**WORK TO BE COMPLETED**
Extract the lines beginning at the one that holds "Parse this screenshot: output" and ending at the final line of the material below, keeping them exact and leaving out all pictures.

**RECORDS SUPPLIED**

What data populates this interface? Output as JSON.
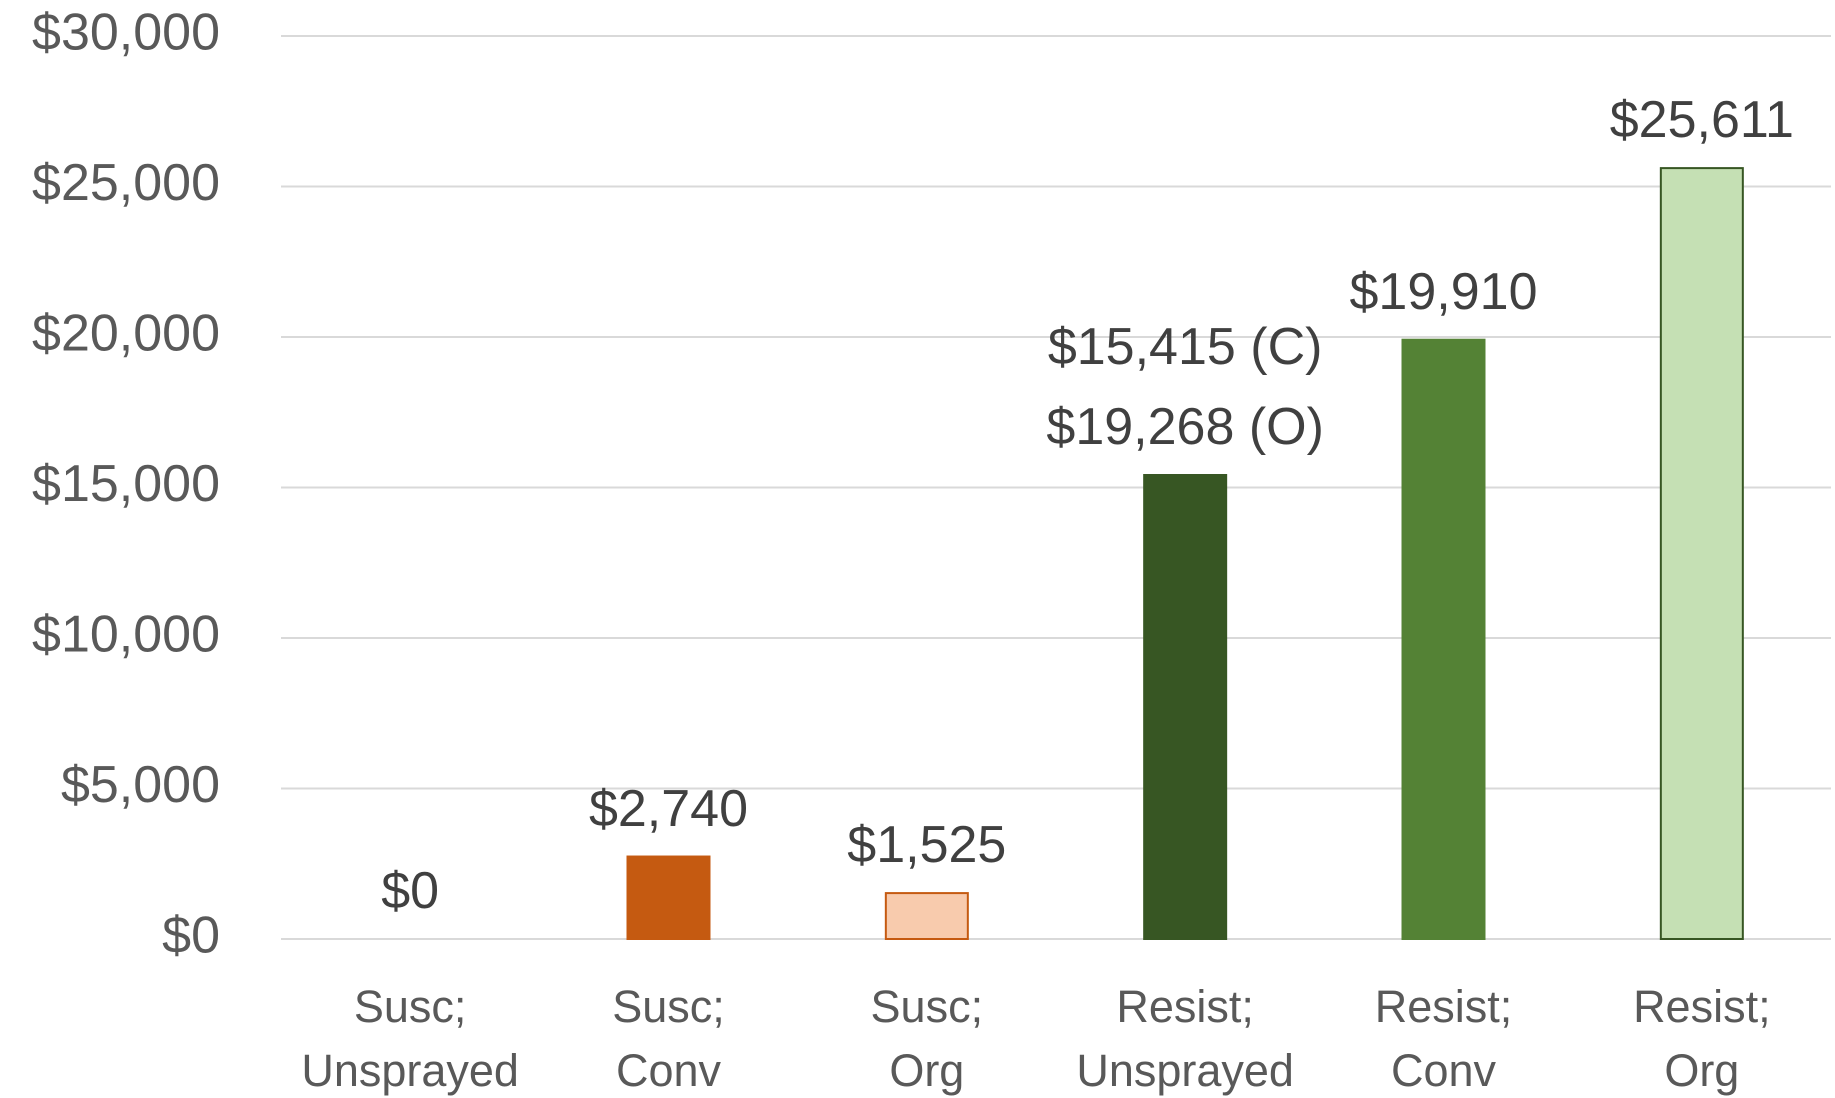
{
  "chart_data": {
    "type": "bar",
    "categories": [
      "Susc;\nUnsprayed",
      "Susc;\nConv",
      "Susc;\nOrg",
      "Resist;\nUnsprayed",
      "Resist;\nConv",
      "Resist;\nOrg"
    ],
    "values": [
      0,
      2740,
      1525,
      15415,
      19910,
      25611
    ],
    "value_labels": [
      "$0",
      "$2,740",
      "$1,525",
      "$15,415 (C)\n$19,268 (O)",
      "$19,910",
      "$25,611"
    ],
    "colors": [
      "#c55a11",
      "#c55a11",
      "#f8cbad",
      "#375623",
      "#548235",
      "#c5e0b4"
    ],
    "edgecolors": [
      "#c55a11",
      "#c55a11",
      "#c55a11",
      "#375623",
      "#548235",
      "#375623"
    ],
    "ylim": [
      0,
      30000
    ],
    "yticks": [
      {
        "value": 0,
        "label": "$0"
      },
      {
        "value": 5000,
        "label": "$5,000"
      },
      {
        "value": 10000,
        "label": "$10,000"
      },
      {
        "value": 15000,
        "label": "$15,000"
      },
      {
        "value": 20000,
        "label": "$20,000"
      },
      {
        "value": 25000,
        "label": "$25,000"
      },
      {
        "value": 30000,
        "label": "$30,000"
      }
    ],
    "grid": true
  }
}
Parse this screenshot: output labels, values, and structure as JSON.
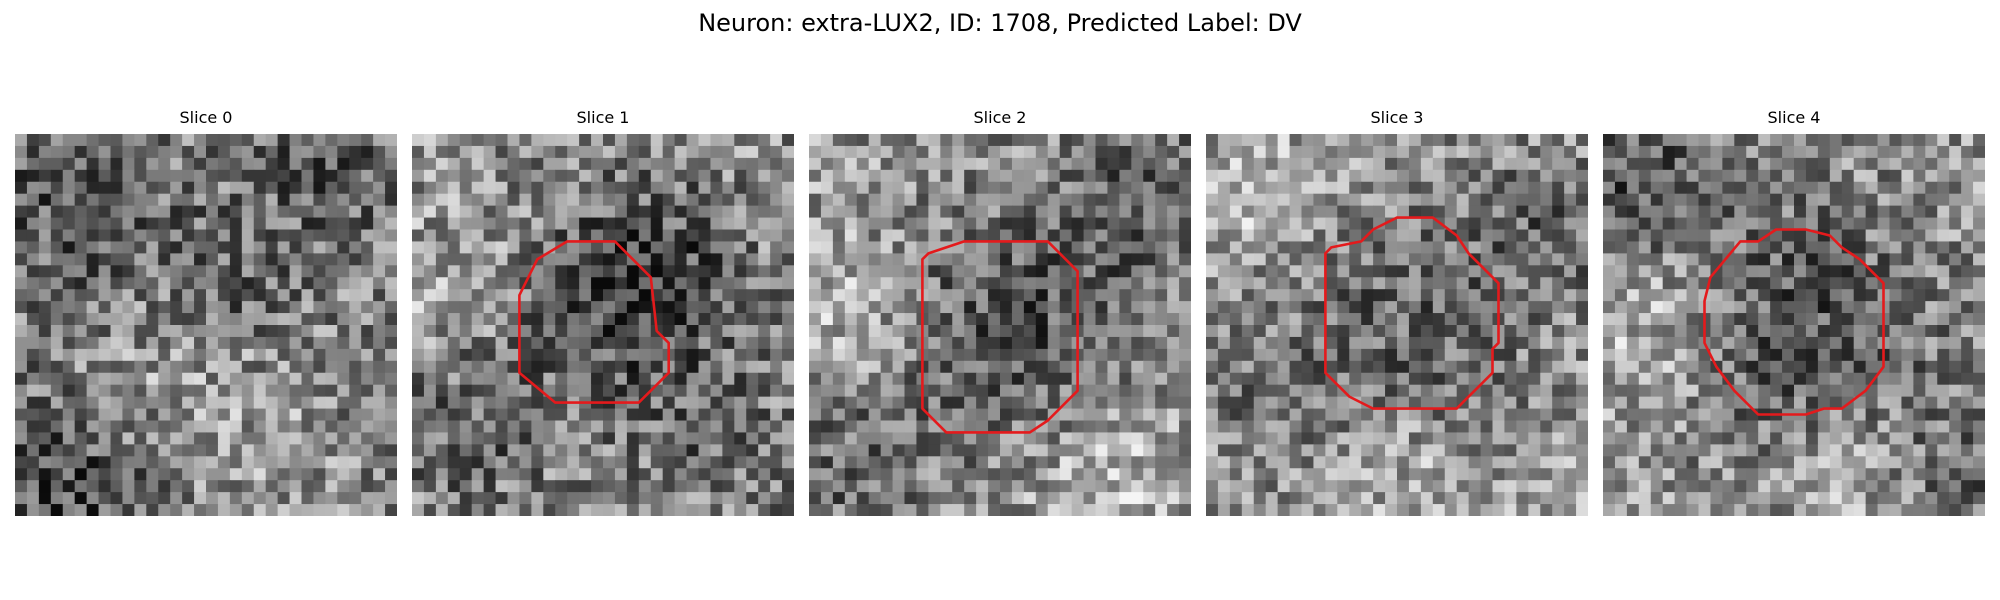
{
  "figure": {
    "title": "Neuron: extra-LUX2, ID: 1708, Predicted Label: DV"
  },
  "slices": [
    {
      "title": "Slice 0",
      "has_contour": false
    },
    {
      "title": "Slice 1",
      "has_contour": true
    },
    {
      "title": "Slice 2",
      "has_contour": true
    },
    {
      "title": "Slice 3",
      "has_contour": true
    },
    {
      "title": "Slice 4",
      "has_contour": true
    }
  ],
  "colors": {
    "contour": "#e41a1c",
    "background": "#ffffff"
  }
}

**TASK SOLUTION**
Parse this screenshot: output labels, values, and structure as JSON.
{
  "figure": {
    "title": "Neuron: extra-LUX2, ID: 1708, Predicted Label: DV"
  },
  "slices": [
    {
      "title": "Slice 0",
      "has_contour": false
    },
    {
      "title": "Slice 1",
      "has_contour": true
    },
    {
      "title": "Slice 2",
      "has_contour": true
    },
    {
      "title": "Slice 3",
      "has_contour": true
    },
    {
      "title": "Slice 4",
      "has_contour": true
    }
  ],
  "colors": {
    "contour": "#e41a1c",
    "background": "#ffffff"
  }
}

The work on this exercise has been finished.